YOUR GOAL - Locate each line with the string "Profits" in the listing below and copy it.

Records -
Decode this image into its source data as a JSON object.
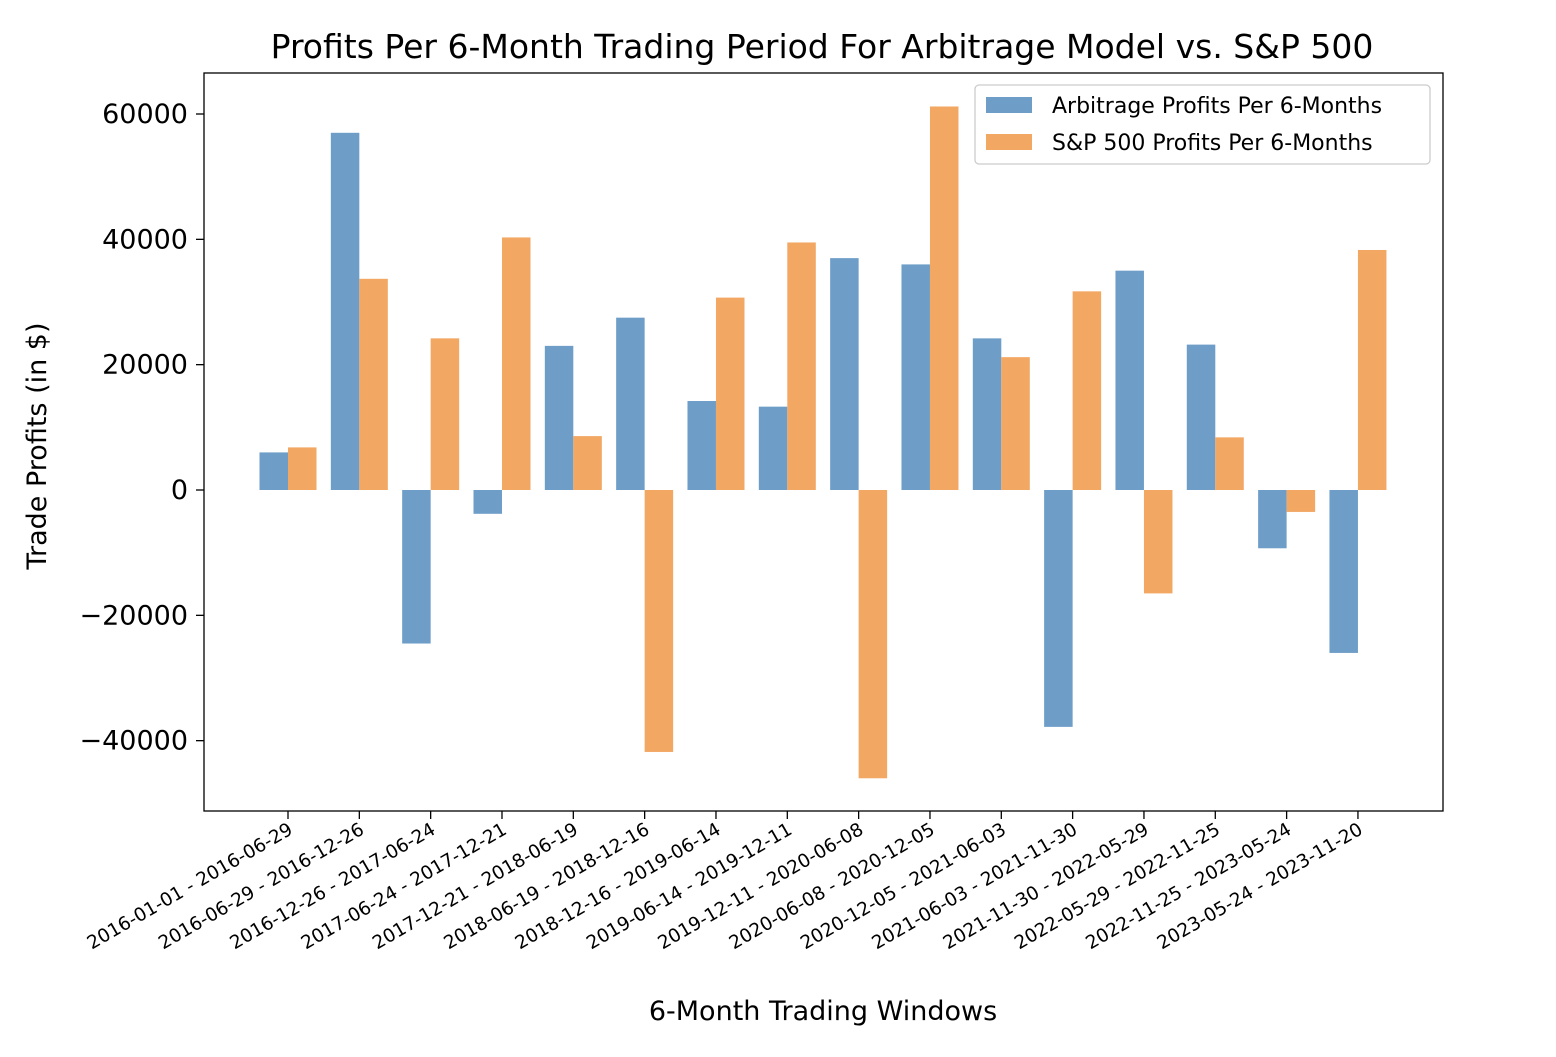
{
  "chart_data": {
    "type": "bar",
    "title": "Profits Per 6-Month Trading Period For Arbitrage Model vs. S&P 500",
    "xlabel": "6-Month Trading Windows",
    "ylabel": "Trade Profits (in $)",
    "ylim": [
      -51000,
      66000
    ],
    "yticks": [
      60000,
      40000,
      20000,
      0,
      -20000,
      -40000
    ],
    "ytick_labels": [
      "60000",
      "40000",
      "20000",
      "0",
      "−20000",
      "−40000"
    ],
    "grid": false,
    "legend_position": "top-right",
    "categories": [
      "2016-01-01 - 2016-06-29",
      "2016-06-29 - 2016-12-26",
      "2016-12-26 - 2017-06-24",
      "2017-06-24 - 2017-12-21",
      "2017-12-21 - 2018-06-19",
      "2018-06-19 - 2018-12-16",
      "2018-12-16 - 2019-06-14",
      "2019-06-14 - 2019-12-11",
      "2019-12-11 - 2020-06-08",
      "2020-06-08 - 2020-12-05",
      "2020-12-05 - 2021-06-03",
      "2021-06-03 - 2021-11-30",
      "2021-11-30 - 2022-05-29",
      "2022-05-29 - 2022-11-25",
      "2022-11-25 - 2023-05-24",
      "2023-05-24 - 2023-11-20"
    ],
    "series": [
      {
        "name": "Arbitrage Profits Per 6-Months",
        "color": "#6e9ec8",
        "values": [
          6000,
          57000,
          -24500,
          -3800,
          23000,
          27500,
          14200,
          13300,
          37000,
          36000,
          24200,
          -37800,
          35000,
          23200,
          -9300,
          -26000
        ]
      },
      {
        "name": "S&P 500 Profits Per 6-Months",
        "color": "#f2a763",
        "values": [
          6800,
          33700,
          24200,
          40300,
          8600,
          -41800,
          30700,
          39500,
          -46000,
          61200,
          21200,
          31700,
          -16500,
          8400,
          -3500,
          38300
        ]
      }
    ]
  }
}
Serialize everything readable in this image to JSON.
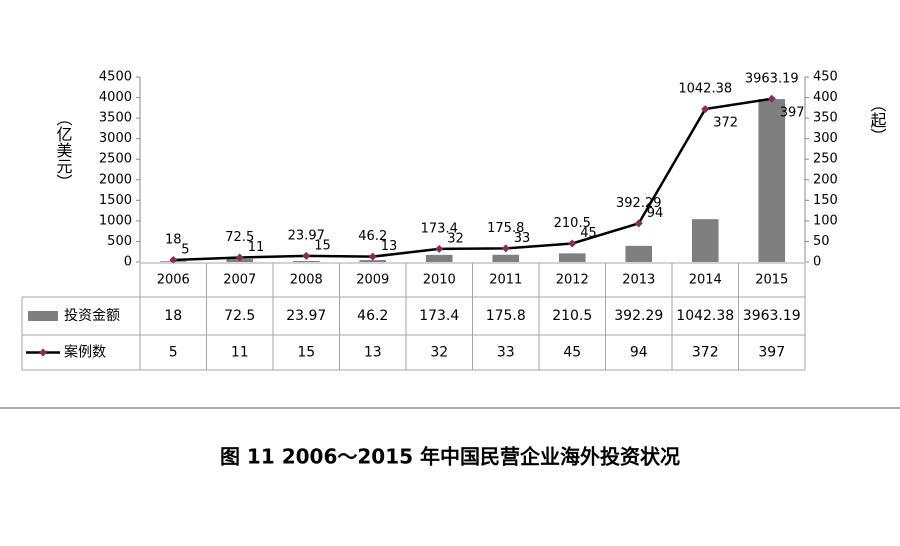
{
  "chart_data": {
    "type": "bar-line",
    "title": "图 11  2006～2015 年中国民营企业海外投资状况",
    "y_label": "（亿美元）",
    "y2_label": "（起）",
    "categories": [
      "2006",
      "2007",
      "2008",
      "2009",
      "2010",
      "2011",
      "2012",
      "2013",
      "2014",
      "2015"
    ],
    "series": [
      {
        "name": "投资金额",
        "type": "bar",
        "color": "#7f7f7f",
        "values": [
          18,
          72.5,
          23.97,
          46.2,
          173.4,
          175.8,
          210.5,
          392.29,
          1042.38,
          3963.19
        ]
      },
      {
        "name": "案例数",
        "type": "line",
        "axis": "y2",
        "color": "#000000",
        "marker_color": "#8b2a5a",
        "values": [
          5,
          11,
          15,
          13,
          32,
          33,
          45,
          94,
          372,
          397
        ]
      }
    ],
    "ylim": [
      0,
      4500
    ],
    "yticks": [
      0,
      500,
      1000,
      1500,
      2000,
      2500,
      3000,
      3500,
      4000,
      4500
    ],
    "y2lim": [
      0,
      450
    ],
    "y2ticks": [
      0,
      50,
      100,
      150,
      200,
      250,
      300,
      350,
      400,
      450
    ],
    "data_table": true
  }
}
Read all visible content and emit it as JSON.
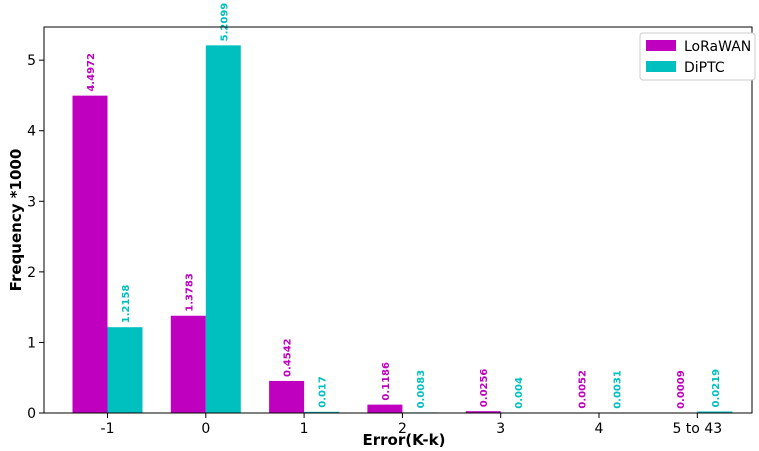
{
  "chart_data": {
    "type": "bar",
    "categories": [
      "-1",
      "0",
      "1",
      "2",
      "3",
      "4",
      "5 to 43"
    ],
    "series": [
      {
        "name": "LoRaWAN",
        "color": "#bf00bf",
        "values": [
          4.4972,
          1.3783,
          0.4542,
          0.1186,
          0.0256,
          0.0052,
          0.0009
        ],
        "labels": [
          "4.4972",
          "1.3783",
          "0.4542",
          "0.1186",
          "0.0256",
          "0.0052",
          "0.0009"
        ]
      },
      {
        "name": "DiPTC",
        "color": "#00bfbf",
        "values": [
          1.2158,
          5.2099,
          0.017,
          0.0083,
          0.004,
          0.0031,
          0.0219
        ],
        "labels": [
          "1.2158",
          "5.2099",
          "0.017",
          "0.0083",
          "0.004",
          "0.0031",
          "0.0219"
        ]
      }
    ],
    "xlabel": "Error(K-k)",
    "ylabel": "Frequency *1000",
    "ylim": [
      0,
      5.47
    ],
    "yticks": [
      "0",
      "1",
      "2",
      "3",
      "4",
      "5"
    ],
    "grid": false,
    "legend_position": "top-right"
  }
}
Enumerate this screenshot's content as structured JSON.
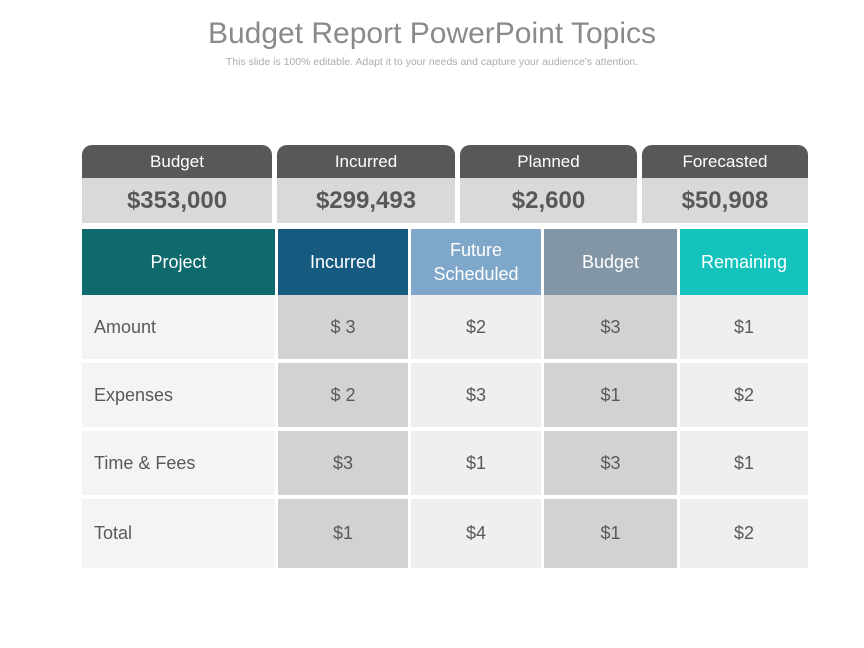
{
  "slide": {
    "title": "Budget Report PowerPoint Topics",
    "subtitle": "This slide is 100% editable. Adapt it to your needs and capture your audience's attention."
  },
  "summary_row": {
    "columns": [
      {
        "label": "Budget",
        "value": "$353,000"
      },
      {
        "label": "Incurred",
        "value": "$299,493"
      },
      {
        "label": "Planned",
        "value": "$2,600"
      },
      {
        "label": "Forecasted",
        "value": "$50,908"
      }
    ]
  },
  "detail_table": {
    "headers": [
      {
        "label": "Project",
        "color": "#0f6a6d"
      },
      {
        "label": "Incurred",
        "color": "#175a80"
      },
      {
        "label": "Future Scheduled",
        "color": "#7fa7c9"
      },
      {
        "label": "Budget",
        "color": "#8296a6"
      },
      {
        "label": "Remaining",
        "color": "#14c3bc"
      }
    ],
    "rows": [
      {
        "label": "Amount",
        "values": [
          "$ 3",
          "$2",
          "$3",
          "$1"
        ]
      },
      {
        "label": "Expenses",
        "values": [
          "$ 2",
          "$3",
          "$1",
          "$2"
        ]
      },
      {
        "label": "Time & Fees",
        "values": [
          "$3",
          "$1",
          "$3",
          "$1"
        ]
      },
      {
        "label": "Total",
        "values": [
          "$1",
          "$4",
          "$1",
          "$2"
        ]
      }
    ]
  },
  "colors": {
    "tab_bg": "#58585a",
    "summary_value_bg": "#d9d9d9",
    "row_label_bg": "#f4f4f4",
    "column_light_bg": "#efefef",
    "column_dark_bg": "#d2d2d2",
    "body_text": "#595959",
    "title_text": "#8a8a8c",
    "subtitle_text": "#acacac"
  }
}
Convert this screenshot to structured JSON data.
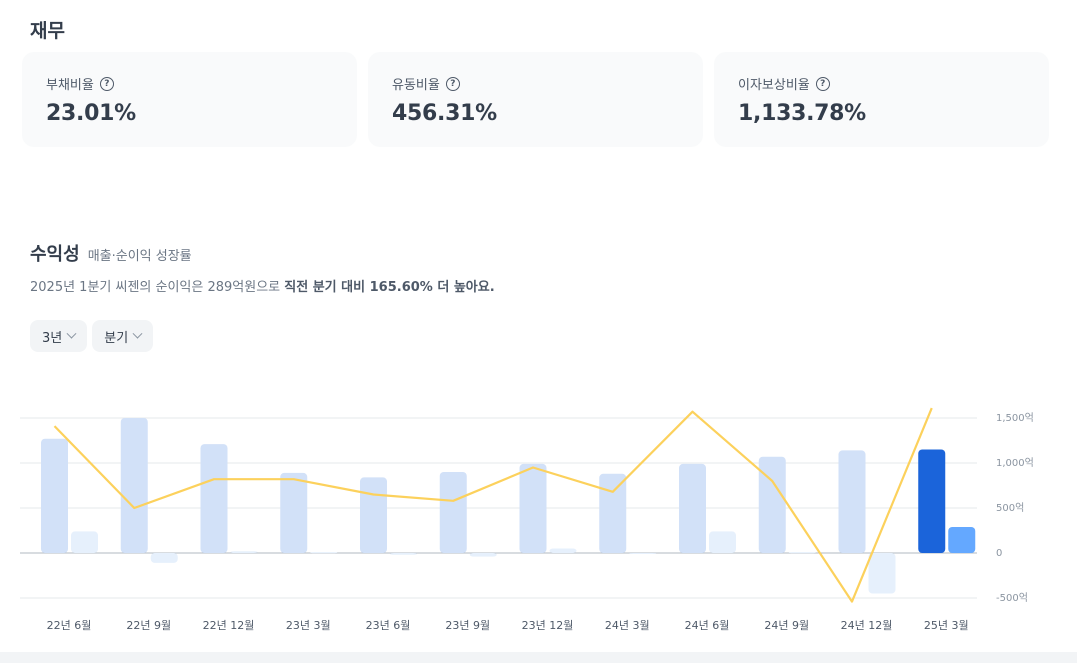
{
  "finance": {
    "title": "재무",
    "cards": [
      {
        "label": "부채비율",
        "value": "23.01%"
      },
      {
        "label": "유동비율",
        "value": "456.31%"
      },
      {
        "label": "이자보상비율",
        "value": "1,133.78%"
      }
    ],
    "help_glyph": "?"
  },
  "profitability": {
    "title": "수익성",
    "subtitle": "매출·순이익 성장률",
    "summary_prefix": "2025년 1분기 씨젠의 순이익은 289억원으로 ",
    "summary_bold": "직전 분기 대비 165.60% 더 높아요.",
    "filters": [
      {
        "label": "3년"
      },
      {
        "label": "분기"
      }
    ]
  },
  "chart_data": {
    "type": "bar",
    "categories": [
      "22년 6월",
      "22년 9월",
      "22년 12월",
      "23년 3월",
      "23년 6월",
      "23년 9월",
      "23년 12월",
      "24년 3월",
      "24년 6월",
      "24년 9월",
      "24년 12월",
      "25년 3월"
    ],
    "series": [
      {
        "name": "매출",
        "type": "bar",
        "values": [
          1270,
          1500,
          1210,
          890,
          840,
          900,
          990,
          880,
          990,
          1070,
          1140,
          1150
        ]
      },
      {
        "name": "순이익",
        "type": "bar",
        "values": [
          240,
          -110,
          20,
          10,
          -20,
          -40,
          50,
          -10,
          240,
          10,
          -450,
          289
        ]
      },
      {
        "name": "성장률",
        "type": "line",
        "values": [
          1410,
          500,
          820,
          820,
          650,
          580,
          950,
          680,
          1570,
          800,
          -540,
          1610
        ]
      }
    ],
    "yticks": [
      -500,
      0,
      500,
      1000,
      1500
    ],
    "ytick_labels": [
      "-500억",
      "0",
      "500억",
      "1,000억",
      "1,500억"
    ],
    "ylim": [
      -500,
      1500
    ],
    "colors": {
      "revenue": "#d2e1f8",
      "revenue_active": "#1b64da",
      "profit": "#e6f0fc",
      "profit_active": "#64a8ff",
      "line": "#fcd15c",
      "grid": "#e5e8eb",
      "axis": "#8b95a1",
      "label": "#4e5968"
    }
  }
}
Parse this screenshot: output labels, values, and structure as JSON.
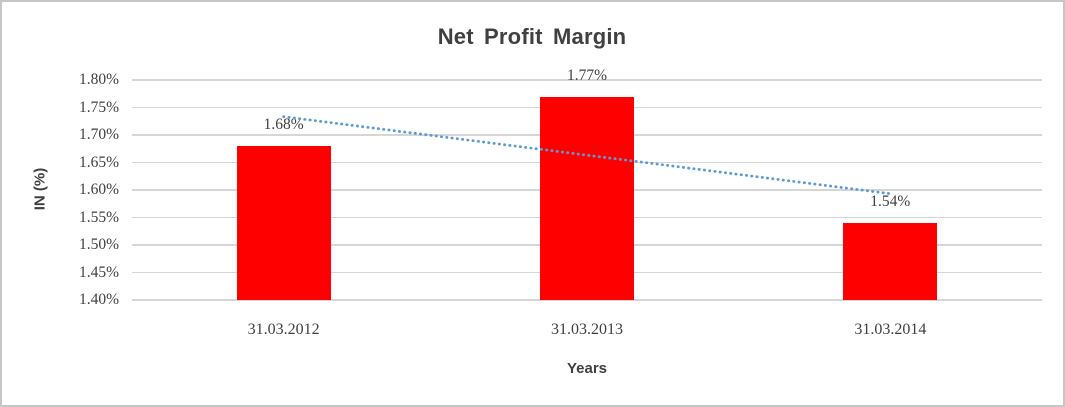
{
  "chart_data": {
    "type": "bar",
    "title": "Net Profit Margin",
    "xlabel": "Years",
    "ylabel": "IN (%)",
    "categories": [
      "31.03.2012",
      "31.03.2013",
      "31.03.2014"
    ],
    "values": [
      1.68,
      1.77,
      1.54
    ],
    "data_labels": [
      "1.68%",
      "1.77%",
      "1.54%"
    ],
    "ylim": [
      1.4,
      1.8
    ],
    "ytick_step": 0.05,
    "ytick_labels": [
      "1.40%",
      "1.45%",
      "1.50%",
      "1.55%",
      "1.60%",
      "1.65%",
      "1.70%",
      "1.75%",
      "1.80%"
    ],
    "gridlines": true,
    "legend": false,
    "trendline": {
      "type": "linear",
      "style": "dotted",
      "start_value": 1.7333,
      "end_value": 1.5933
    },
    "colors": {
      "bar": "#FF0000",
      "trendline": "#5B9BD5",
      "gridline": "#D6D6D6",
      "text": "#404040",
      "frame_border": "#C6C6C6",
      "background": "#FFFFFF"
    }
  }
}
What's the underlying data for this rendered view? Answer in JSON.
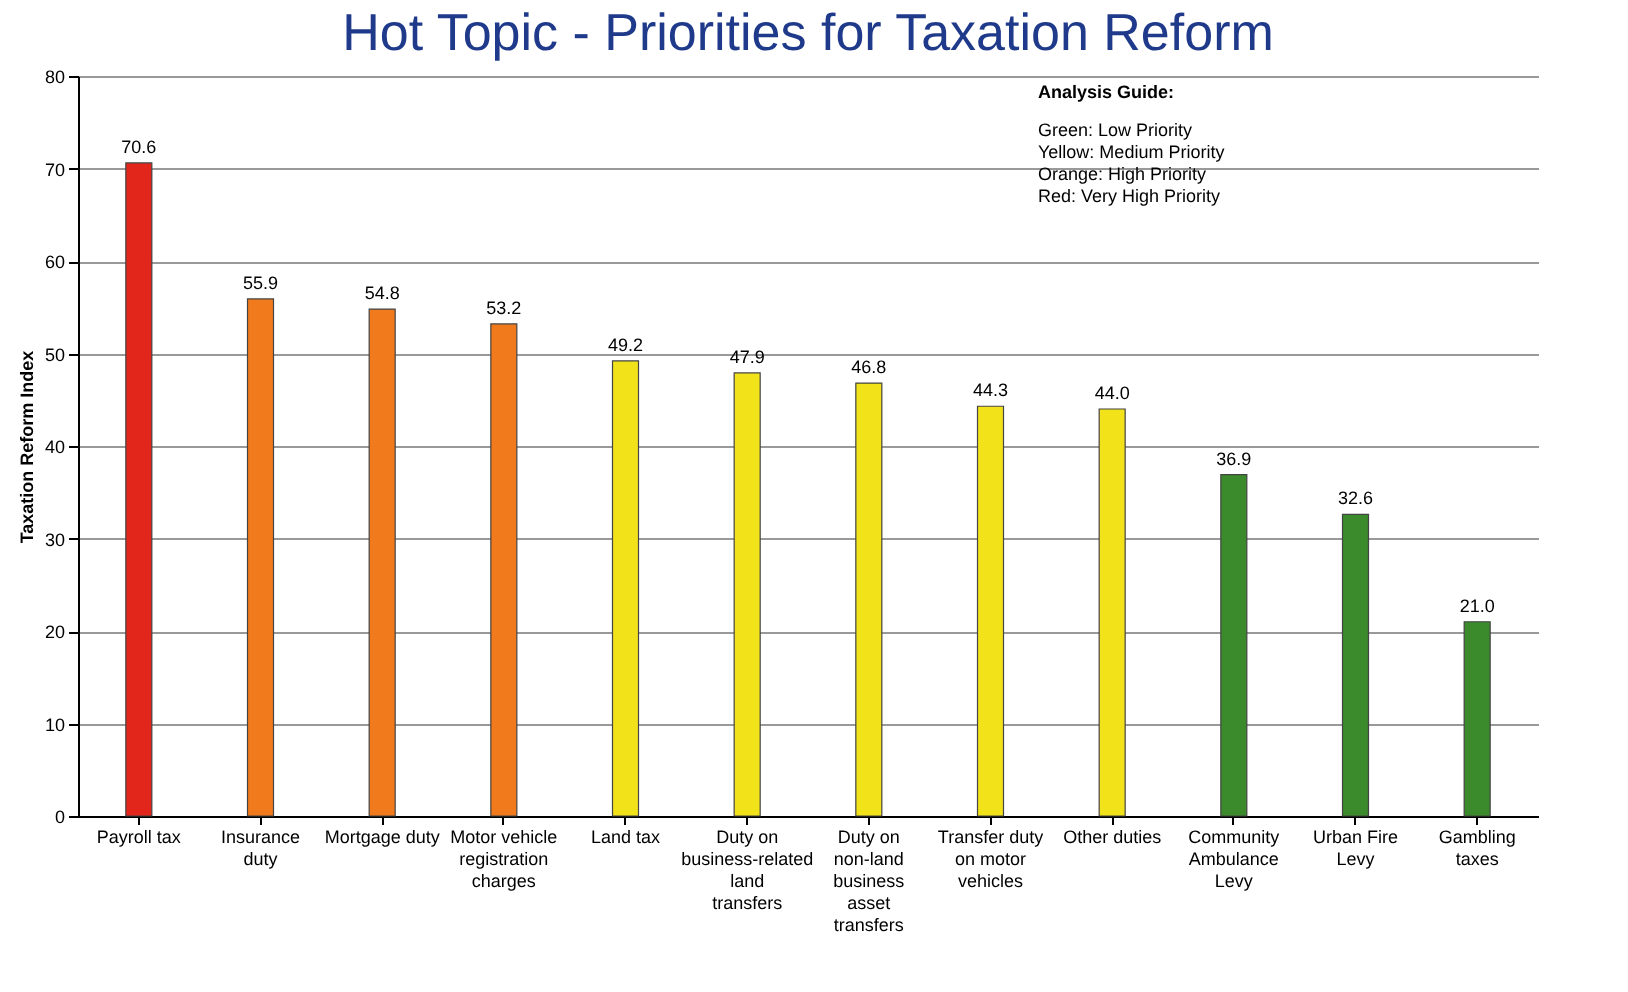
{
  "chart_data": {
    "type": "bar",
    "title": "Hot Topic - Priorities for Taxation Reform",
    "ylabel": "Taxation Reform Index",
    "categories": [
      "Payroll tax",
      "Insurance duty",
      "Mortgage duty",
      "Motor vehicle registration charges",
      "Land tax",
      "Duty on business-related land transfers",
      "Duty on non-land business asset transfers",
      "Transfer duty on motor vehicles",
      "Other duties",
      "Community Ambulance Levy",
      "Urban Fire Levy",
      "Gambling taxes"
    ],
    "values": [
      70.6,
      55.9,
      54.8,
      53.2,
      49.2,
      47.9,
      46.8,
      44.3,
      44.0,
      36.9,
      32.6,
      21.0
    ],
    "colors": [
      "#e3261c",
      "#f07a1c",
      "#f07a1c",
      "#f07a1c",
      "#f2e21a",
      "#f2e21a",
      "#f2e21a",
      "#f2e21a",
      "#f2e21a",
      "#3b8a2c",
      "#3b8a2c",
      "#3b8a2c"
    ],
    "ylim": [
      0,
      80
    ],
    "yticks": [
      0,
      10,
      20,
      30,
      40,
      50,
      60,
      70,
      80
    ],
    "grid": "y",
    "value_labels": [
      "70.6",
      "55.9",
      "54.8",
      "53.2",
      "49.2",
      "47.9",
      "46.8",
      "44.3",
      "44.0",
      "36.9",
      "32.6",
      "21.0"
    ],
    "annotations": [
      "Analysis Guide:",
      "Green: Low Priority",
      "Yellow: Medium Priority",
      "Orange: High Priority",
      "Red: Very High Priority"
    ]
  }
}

ANSWER FOR THIS EXERCISE -
    "title": "Profits Per 6-Month Trading Period For Arbitrage Model vs. S&P 500",
    "ylabel": "Trade Profits (in $)",
        "name": "Arbitrage Profits Per 6-Months",
        "name": "S&P 500 Profits Per 6-Months",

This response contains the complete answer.